Use the Standard Library’s Formatting

With <iomanip> you can set the fixed and precision specifiers to make all quantities display exactly two digits after the decimal point.

Edit: Since long double conversion on some platforms (including MSVC) could improperly round off the lower digits. I wrote a new version that uses the <iomanip> manipulators

Check for Errors

If your library is ever managing trillions and trillions of dollars, it should definitely be checking for out-of-range errors!

A good way to do this, especially in constructors, is to throw exceptions from <stdexcept>, such as invalid_argument, overflow_error and underflow_error.

This is trickier than it sounds, because signed overflow or underflow is undefined behavior. The instructions on modern CPUs will wrap around, but compiler writers feel this gives them permission to break your error-checking code. What you actually need to do is find the difference between the maximum/minimum representable value, and one operand, then compare that to the other operand to see if you have room to add or subtract it.

Name Your Constants When Possible

You should prefer defining constants such as Money::pence_per_GBP to constants such as 100. This makes it much easier to change the type, easier to understand why you are using the constants you do and whether they are correct, and harder to make typos.

And besides, the number of pence in a pound has changed before.

These should be either static constexpr class members, or declared in the module that uses them.

Edit: Contrary to what I said before, static constexpr data members do not need to be defined outside the class declaration any longer, and doing so was deprecated in C++17. I’ve deleted that part of the code.

Declare Your Functions constexpr and noexcept where Appropriate

This helps optimize, and also allows them to be used to initialize compile-time constant expressions.

Don’t Have More Friends than You Need

If the stream output operator calls the public string conversion function, it doesn’t need to be a friend of the class. That allows it to breach encapsulation and access non-public members.

Speaking of which:

Follow Standard Naming Conventions

I like camelCase, but the STL uses snake_case consistently. In particular, the STL classes that convert to string call that function .to_string(), not .toString(), and several templates duck-type to the former.

CapitalizedCamelCase class names (also called PascalCase) are widely-used, though, so that’s fine.

Optionally: What Other Functions Make Sense

You have a stream output operator << but no stream input operator >>. There’s no += or -=. You have a comment that multiplication and division wouldn’t make sense, but what about scalar multiplication and division, such as full_price * discounted_rate? What about a negation operator, such as borrower_liability = -loan_amount;? What about comparisons, like income >= expenses?

Consider User-Defined Suffixes

I went ahead and put two of these in for fun, _L for monetary values in pounds and _p for monetary values in pence.

▸ **PROVIDED MATERIAL**
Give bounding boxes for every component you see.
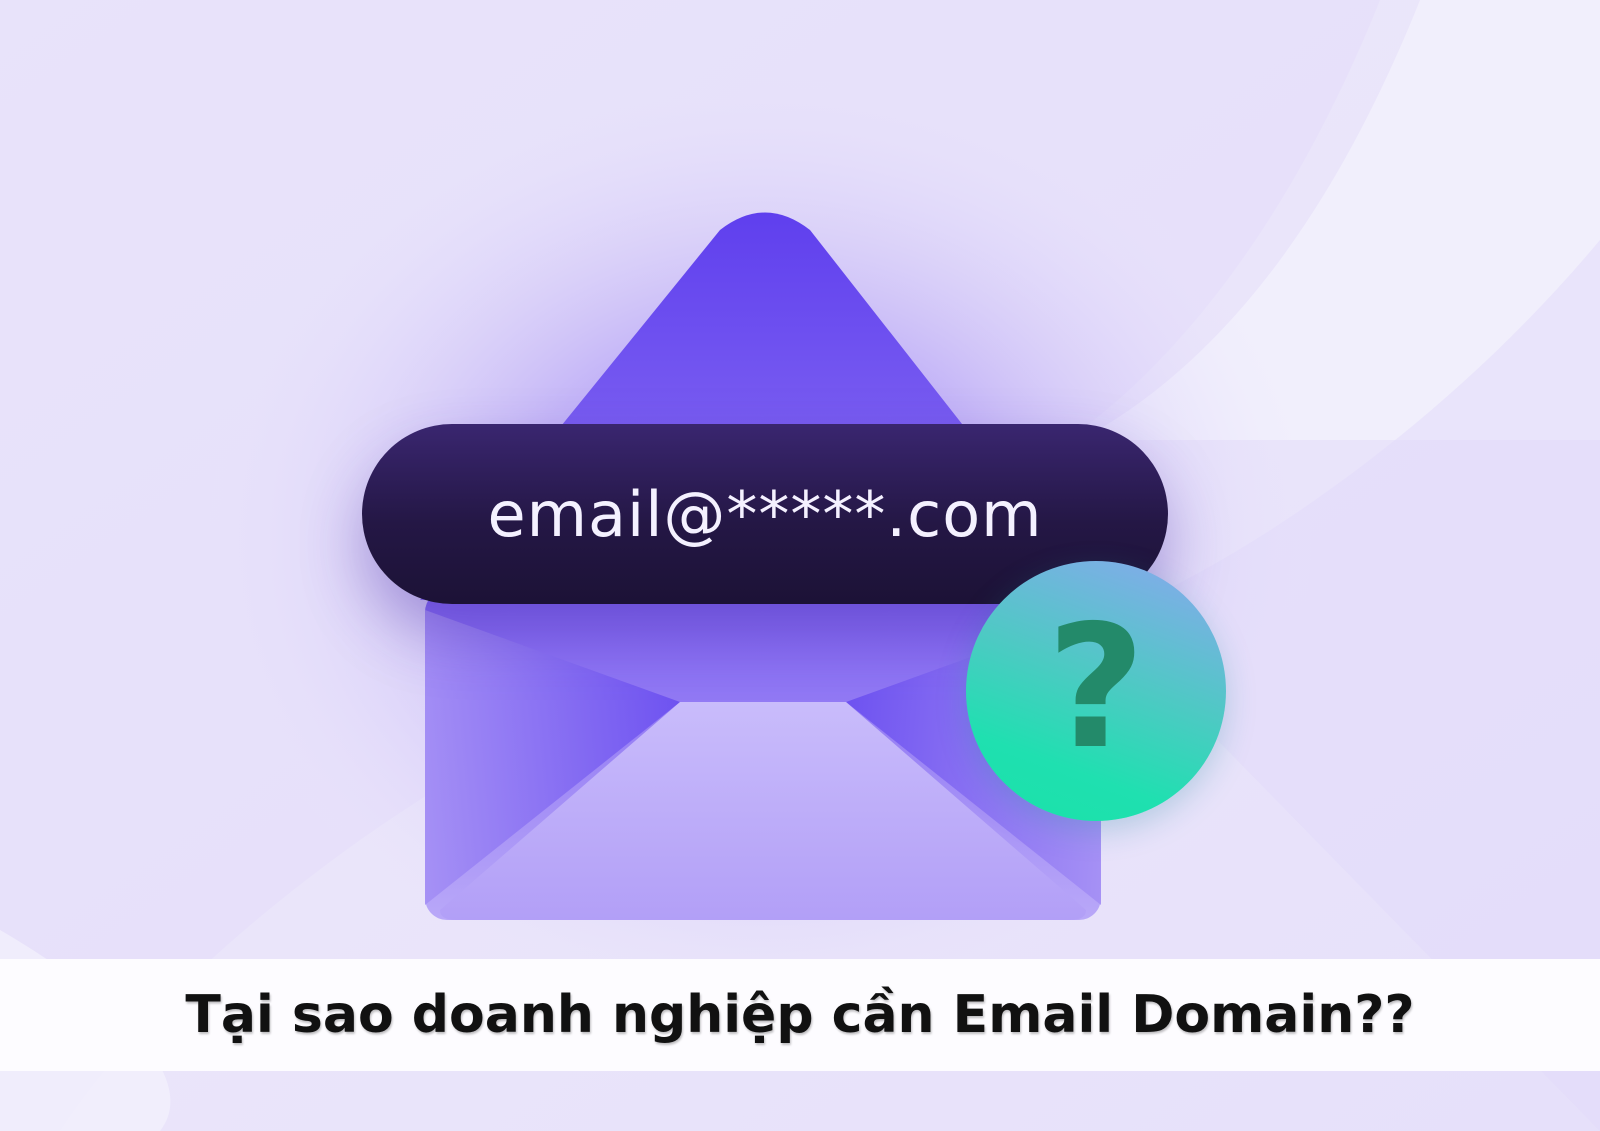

▸ **SET EXERCISE A**
Which exceptions from <stdexcept> does the C++ money-class review suggest throwing from constructors?
▸ **SET EXERCISE B**
Write the next part of the C++ money-class review, beginning after its last sentence.
The material comes from a different source than the C++ money-class review.

▸ **TASK ANSWER A**
invalid_argument, overflow_error and underflow_error.

▸ **TASK ANSWER B**
If these might clash with someone else’s _L or _p, a good solution is to put their declarations in a namespace, like the STL does for string literals. This way, it doesn’t overload _s for either strings or seconds unless I add the line:

using namespace std::literals::string_literals;

Putting it All Together

#include <iostream>
#include <limits>
#include <string>

class Money {
private:
/* “The mill is a unit of currency, used in several countries as one-
 * thousandth of the main unit.” (In this case, the GBP.)  This is
 * at least 64 bits wide, to be able to represent amounts larger than
 * £2,147,483.64.  It has one extra digit of precision, to ensure
 * proper rounding.
 *
 * If a long double has fewer than 63 mantissa bits, this implementation
 * might incorrectly round off extremely large credits or debits.  You
 * might want to flag this and throw a std::range_error exception.
 */
    long long mills;
 
/* Compile-time constants.  I originally had definitions of these in
 * namespace scope as well, but that is no longer necessary and is now
 * deprecated.
 */
    static constexpr auto money_max =
      std::numeric_limits<decltype(mills)>::max();
    static constexpr auto money_min =
      std::numeric_limits<decltype(mills)>::min();
    static constexpr int mills_per_GBP = 1000;
    static constexpr int mills_per_penny = 10;

 /* Used internally to bypass round-trip conversion.  The dummy parameter is
  * there only to distinguish this constructor from the one that takes a
  * value in pounds.
  */
    struct dummy_t {};
  
    explicit constexpr Money (long long source, dummy_t) noexcept;

public:
    // Use the trivial default constructor instead of a custom one.
    constexpr Money() noexcept = default;
    /* Allow either Money(12.34) or Money(12,34).  Note that Money(12.345)
     * is legal, but Money(12,345) should throw a std::invalid_argument
     * exception.
     */
    constexpr Money(long double pounds);
    constexpr Money( long long int pounds, unsigned pence );
    // The implicit members would have sufficed.
    constexpr Money(const Money&) noexcept  = default;
    Money& operator= (const Money&) noexcept = default;
    ~Money() = default;
    /* If this class can be a base class, it would need a virtual destructor.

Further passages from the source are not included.